Working from the material below, print the lines from the line holding "Decode this image" through its final line, inclusive, exactly and with nothing else; pictures are excluded.

:: Lines of data ::

★ ★ ★ ★

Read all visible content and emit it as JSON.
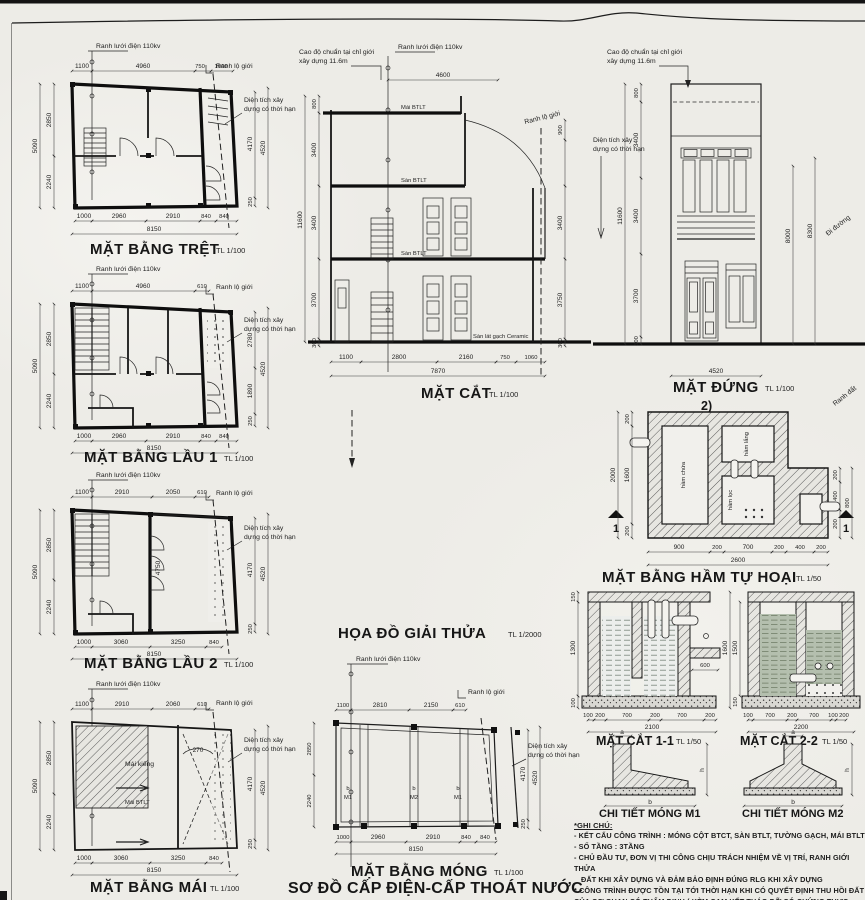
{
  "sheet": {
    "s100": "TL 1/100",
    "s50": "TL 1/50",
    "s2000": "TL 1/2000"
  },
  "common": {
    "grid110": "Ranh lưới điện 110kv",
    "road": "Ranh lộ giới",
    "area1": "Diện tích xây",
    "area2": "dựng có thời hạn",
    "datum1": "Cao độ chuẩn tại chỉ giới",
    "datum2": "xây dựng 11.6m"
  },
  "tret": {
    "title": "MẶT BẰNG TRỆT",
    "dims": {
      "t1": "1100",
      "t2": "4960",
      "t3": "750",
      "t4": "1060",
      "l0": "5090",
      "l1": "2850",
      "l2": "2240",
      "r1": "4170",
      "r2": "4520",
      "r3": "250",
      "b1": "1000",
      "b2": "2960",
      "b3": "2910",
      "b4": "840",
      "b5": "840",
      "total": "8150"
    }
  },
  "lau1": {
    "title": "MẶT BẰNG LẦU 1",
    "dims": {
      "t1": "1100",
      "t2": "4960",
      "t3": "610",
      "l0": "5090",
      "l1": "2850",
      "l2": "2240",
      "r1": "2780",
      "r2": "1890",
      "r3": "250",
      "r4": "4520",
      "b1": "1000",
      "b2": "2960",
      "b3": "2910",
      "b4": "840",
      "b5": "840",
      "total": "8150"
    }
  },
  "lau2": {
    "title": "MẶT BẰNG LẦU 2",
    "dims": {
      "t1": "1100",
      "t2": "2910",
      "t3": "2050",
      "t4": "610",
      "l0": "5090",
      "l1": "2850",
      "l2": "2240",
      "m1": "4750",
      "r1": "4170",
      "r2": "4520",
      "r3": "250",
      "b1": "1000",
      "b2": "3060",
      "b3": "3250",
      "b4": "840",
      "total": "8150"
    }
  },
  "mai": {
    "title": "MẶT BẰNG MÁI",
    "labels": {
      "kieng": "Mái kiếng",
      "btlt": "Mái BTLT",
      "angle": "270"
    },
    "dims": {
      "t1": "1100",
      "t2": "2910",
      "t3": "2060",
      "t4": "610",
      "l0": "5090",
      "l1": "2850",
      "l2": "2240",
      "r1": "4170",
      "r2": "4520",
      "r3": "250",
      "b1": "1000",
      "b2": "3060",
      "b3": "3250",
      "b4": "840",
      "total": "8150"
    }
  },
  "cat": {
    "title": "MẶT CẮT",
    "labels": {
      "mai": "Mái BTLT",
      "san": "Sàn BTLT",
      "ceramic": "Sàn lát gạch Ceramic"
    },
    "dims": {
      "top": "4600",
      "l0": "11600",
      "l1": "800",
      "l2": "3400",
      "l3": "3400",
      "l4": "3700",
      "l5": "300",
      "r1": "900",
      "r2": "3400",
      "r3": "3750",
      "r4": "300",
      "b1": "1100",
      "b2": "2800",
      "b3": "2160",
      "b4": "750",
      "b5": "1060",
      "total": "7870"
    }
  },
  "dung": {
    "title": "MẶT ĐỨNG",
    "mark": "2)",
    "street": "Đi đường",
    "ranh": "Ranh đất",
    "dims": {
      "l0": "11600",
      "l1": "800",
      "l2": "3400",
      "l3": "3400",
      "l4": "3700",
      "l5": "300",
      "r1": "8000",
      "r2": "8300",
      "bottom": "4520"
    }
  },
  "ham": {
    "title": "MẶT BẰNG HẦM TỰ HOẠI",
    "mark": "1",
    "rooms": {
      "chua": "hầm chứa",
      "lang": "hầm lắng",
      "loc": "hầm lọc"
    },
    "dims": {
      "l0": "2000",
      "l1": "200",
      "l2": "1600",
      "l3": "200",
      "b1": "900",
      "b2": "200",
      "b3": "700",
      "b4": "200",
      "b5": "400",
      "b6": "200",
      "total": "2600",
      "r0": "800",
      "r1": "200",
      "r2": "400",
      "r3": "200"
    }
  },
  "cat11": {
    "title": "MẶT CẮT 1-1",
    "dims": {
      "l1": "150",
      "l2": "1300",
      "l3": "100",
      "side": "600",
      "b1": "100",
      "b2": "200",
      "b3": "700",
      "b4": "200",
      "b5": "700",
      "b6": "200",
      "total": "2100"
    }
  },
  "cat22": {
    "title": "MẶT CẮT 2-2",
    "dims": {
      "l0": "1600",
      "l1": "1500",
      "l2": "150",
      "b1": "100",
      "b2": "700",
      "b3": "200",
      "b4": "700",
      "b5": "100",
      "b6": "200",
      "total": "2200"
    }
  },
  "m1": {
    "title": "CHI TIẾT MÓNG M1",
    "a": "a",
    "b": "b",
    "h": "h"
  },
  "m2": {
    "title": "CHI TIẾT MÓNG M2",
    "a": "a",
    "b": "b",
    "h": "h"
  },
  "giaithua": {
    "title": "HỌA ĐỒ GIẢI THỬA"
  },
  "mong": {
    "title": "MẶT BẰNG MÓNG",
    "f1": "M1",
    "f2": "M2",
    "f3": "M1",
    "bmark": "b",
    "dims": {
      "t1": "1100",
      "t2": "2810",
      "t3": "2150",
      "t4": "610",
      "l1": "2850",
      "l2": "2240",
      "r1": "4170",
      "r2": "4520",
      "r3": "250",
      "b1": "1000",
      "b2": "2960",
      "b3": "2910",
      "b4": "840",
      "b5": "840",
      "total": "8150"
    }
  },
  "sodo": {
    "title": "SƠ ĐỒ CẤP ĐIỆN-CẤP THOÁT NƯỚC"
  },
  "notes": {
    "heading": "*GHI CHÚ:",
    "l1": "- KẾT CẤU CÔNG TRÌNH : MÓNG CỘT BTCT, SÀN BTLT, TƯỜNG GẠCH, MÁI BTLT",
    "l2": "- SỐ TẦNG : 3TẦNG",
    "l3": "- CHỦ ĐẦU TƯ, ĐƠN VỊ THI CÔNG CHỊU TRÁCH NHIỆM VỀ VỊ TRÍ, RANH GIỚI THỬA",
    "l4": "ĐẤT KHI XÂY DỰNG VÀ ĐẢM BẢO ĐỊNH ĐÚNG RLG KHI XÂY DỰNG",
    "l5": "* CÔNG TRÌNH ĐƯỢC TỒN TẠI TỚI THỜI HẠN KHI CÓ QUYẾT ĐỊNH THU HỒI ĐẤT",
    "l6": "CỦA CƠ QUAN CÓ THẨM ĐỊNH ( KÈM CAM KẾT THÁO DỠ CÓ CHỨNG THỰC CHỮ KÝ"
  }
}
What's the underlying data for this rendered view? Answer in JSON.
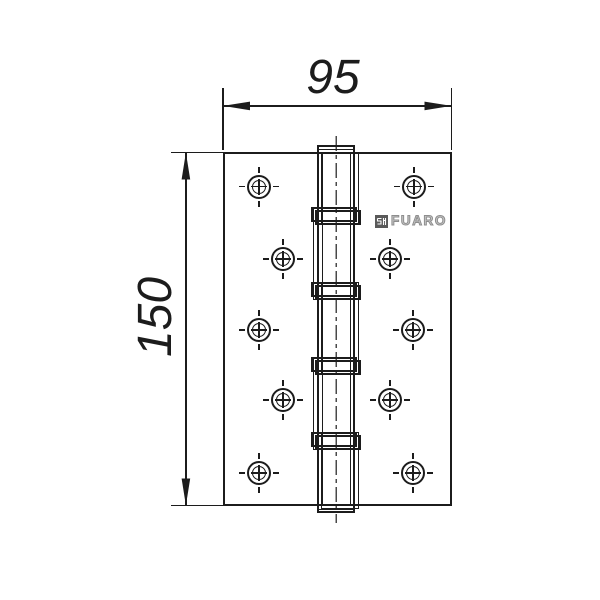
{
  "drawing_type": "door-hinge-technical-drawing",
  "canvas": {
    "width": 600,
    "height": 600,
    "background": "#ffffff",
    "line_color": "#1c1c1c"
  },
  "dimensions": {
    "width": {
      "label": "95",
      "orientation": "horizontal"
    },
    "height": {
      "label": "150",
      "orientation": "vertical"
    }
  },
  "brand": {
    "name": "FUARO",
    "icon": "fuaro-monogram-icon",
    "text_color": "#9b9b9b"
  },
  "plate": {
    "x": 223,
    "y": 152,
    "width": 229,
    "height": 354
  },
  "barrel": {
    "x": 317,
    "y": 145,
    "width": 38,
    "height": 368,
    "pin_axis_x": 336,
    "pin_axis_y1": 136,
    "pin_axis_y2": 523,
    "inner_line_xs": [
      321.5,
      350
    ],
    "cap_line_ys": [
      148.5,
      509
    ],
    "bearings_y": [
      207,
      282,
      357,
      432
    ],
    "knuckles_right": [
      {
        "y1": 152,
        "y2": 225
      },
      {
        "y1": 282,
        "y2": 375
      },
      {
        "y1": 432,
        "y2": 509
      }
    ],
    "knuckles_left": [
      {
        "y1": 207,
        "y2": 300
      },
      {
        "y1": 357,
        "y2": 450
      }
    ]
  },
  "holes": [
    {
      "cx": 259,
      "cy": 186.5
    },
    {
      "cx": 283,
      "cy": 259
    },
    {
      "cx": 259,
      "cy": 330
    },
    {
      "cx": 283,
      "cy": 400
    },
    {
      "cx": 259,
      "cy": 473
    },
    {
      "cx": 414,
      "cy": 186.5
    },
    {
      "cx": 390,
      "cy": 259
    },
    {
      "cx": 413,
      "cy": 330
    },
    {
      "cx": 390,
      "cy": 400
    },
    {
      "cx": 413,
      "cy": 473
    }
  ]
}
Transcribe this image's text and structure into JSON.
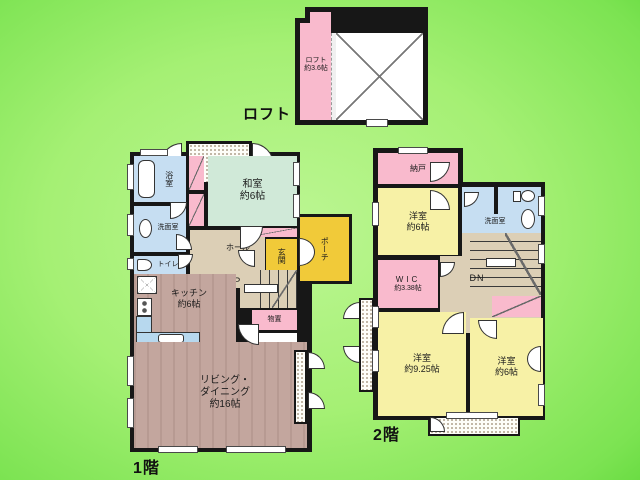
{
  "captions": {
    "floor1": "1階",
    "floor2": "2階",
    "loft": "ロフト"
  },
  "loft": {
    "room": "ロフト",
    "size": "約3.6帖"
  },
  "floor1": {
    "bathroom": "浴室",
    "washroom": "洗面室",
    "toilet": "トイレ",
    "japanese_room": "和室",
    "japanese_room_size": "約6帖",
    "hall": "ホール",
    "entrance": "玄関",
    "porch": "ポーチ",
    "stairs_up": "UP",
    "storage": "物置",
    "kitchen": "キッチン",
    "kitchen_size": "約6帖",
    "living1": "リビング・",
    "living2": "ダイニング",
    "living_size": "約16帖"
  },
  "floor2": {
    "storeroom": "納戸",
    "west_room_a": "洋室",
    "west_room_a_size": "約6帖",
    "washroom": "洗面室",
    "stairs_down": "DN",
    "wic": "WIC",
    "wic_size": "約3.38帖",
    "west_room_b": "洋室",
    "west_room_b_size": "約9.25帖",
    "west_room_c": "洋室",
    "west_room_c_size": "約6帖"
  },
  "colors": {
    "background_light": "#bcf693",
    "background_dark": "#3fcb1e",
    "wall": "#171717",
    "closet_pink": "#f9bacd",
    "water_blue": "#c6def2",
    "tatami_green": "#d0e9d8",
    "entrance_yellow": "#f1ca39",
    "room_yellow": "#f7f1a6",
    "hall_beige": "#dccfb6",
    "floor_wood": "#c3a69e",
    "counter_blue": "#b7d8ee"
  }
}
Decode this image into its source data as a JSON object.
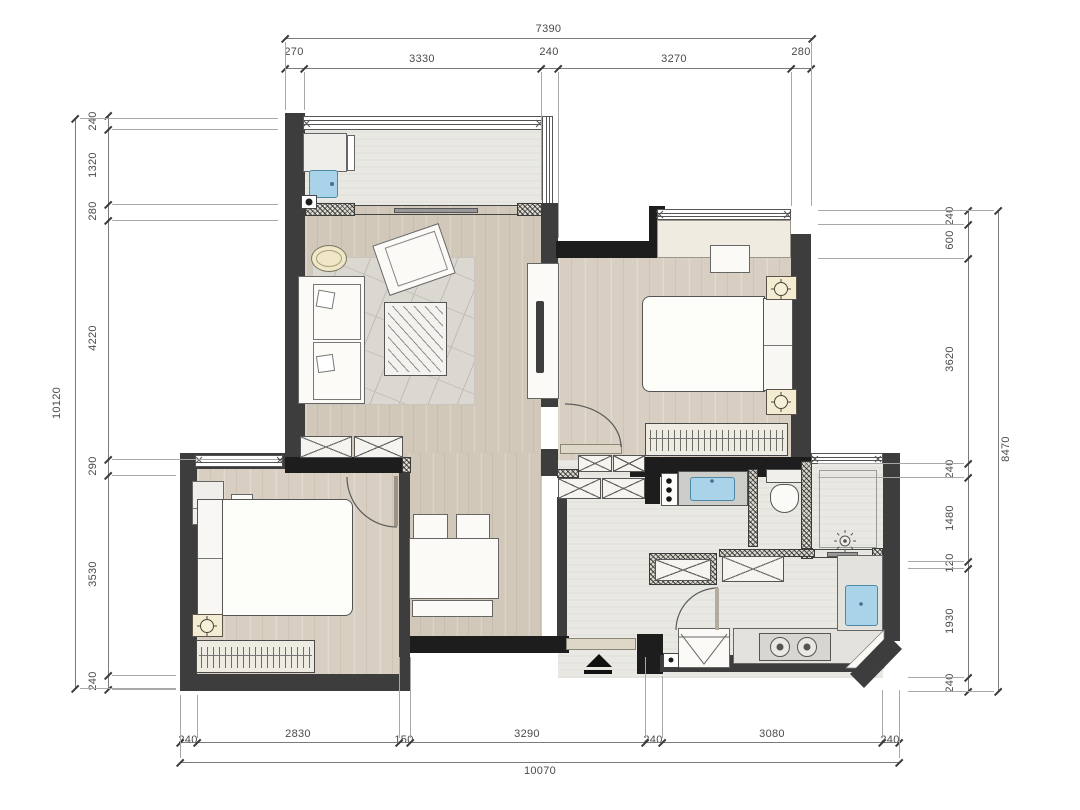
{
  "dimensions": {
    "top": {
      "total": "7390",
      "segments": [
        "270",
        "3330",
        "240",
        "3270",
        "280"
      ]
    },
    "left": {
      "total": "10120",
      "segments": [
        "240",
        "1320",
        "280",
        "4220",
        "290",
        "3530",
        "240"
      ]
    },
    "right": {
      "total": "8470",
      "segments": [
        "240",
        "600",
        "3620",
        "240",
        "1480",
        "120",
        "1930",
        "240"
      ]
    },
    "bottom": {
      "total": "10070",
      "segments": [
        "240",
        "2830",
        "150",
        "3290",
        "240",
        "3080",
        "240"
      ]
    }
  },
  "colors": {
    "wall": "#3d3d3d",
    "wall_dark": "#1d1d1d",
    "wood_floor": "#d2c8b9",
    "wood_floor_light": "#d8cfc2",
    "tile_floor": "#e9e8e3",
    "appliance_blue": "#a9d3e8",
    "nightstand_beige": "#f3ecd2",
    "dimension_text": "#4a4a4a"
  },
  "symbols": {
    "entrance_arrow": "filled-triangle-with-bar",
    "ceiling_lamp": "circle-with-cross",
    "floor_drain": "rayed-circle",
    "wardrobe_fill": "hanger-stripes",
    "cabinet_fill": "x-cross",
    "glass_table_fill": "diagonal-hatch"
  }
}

★ ★ ★ ★

:: Complete answer ::
Decode this image into its source data as a JSON object.
{
  "dimensions": {
    "top": {
      "total": "7390",
      "segments": [
        "270",
        "3330",
        "240",
        "3270",
        "280"
      ]
    },
    "left": {
      "total": "10120",
      "segments": [
        "240",
        "1320",
        "280",
        "4220",
        "290",
        "3530",
        "240"
      ]
    },
    "right": {
      "total": "8470",
      "segments": [
        "240",
        "600",
        "3620",
        "240",
        "1480",
        "120",
        "1930",
        "240"
      ]
    },
    "bottom": {
      "total": "10070",
      "segments": [
        "240",
        "2830",
        "150",
        "3290",
        "240",
        "3080",
        "240"
      ]
    }
  },
  "colors": {
    "wall": "#3d3d3d",
    "wall_dark": "#1d1d1d",
    "wood_floor": "#d2c8b9",
    "wood_floor_light": "#d8cfc2",
    "tile_floor": "#e9e8e3",
    "appliance_blue": "#a9d3e8",
    "nightstand_beige": "#f3ecd2",
    "dimension_text": "#4a4a4a"
  },
  "symbols": {
    "entrance_arrow": "filled-triangle-with-bar",
    "ceiling_lamp": "circle-with-cross",
    "floor_drain": "rayed-circle",
    "wardrobe_fill": "hanger-stripes",
    "cabinet_fill": "x-cross",
    "glass_table_fill": "diagonal-hatch"
  }
}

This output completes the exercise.